Below are the records; copy each line in them that holds the word "localFolderValue".

- [Recorded information]:
++++++++++

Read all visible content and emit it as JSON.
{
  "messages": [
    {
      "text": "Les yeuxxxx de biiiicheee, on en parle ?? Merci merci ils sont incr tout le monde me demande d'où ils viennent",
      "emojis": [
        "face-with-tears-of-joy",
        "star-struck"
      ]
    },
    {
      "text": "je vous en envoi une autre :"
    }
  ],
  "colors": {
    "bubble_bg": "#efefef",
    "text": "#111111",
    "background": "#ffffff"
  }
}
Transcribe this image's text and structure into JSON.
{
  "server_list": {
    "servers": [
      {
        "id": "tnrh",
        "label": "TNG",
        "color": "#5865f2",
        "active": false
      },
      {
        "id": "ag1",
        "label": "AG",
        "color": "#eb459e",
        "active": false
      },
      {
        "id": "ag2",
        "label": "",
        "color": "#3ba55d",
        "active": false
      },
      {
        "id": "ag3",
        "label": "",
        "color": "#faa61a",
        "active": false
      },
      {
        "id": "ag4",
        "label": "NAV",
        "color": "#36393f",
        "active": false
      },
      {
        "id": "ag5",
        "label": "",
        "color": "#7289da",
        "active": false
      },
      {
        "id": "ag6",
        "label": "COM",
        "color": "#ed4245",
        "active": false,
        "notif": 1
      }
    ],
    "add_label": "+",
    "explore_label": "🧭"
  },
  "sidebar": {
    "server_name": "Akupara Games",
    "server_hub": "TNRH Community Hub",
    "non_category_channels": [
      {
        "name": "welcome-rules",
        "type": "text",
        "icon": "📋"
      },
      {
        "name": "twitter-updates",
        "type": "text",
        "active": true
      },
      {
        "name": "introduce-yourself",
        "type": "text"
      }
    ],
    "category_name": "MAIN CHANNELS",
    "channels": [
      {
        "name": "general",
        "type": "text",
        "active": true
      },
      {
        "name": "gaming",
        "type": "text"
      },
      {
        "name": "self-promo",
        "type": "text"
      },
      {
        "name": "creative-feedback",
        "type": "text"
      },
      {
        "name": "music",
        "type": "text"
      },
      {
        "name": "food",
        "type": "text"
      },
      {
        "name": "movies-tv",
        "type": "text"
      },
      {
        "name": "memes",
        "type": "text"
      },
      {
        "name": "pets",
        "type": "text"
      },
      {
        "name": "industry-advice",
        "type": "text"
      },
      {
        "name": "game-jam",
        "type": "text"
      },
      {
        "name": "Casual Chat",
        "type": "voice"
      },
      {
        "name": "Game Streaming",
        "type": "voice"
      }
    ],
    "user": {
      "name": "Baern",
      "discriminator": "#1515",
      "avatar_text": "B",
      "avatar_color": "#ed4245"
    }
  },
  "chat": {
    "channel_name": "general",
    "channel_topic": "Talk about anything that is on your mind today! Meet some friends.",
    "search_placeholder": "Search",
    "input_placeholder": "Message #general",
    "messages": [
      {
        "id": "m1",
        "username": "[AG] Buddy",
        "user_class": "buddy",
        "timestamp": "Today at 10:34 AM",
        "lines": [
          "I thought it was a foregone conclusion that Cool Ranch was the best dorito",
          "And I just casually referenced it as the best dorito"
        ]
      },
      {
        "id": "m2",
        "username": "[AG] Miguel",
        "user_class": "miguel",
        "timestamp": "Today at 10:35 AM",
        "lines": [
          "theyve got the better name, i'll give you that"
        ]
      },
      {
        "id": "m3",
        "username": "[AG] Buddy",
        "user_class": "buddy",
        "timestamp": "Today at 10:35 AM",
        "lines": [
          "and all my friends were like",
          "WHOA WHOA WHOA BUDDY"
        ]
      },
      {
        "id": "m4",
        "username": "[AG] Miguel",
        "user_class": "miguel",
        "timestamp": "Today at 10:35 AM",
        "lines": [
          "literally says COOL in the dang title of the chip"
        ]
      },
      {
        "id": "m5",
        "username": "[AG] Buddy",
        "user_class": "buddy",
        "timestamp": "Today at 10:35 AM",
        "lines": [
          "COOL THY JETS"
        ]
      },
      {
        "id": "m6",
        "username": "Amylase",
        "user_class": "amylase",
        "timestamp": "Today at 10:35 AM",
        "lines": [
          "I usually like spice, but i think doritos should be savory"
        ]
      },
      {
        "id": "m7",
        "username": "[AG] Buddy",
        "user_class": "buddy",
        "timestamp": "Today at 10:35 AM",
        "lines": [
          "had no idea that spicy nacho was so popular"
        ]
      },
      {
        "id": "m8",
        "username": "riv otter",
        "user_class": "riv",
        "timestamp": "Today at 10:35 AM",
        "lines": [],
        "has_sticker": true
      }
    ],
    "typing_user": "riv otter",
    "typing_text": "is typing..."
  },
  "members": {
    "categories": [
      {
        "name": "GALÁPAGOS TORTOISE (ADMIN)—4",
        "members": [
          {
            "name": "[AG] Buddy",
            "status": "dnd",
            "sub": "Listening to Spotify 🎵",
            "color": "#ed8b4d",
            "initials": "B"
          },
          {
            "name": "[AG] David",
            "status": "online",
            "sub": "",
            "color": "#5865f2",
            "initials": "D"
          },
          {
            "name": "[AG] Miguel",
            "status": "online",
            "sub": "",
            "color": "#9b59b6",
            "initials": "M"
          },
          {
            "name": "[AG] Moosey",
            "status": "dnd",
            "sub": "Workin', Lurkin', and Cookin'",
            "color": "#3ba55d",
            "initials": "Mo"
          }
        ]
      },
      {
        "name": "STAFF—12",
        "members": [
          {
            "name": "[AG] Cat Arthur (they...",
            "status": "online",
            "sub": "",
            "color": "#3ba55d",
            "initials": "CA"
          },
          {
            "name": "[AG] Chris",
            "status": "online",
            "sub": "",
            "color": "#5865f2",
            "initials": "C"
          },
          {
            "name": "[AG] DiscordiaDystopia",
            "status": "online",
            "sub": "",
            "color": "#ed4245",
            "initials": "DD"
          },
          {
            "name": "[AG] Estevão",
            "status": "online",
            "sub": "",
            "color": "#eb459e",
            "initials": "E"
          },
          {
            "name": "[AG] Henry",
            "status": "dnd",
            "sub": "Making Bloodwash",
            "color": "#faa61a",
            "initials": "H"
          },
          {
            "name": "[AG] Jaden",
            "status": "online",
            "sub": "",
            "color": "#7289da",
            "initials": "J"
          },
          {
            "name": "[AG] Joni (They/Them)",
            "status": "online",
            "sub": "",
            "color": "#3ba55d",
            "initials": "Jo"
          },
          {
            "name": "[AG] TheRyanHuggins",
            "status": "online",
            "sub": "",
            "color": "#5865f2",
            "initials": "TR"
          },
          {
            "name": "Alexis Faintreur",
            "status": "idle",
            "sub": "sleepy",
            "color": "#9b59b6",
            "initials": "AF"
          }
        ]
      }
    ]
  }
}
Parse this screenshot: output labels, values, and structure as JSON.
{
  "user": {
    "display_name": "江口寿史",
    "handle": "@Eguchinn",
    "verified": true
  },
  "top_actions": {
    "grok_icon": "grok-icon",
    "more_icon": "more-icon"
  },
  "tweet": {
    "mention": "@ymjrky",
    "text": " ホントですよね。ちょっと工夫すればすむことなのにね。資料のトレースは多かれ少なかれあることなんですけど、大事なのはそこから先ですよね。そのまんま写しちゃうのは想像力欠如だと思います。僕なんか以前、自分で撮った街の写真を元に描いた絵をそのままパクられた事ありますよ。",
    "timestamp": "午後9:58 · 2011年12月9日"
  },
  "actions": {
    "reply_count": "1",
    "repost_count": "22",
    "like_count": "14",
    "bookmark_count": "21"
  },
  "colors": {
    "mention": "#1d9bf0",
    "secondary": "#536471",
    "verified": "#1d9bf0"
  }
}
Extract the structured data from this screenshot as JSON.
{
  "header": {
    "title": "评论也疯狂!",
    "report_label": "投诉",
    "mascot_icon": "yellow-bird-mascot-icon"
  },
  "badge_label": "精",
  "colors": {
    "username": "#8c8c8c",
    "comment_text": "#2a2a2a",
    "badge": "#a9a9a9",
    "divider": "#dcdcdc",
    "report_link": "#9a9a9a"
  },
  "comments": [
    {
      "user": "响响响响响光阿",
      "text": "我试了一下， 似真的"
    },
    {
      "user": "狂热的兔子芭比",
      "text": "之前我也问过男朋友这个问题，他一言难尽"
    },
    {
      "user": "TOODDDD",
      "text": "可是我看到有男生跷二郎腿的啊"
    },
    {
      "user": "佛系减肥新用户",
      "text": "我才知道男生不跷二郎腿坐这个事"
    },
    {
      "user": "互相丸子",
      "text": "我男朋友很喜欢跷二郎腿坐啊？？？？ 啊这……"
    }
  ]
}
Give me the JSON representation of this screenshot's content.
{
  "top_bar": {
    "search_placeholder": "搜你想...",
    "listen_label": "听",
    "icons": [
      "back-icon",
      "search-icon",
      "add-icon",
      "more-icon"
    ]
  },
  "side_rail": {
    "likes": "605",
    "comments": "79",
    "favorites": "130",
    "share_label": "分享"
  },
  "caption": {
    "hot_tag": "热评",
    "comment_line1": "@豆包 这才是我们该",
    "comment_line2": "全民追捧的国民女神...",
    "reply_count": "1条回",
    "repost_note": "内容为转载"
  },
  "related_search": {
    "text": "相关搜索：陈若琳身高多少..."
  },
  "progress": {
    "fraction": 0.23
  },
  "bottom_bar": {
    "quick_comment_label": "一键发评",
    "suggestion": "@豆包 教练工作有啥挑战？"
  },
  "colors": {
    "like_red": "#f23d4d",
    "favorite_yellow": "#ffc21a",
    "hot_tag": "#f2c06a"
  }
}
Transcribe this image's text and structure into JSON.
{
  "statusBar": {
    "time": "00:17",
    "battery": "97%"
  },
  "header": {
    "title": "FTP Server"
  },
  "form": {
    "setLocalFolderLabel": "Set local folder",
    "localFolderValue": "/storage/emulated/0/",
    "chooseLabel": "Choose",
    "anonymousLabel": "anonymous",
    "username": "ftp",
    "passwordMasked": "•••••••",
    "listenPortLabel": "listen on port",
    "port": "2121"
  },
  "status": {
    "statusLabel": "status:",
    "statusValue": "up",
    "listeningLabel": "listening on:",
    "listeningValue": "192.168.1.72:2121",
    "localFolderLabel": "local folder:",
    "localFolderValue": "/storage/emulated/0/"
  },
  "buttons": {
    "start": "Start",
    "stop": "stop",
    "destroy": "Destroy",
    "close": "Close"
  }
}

++++++++++

- [Completed exercise]:
    "localFolderValue": "/storage/emulated/0/",
    "localFolderValue": "/storage/emulated/0/"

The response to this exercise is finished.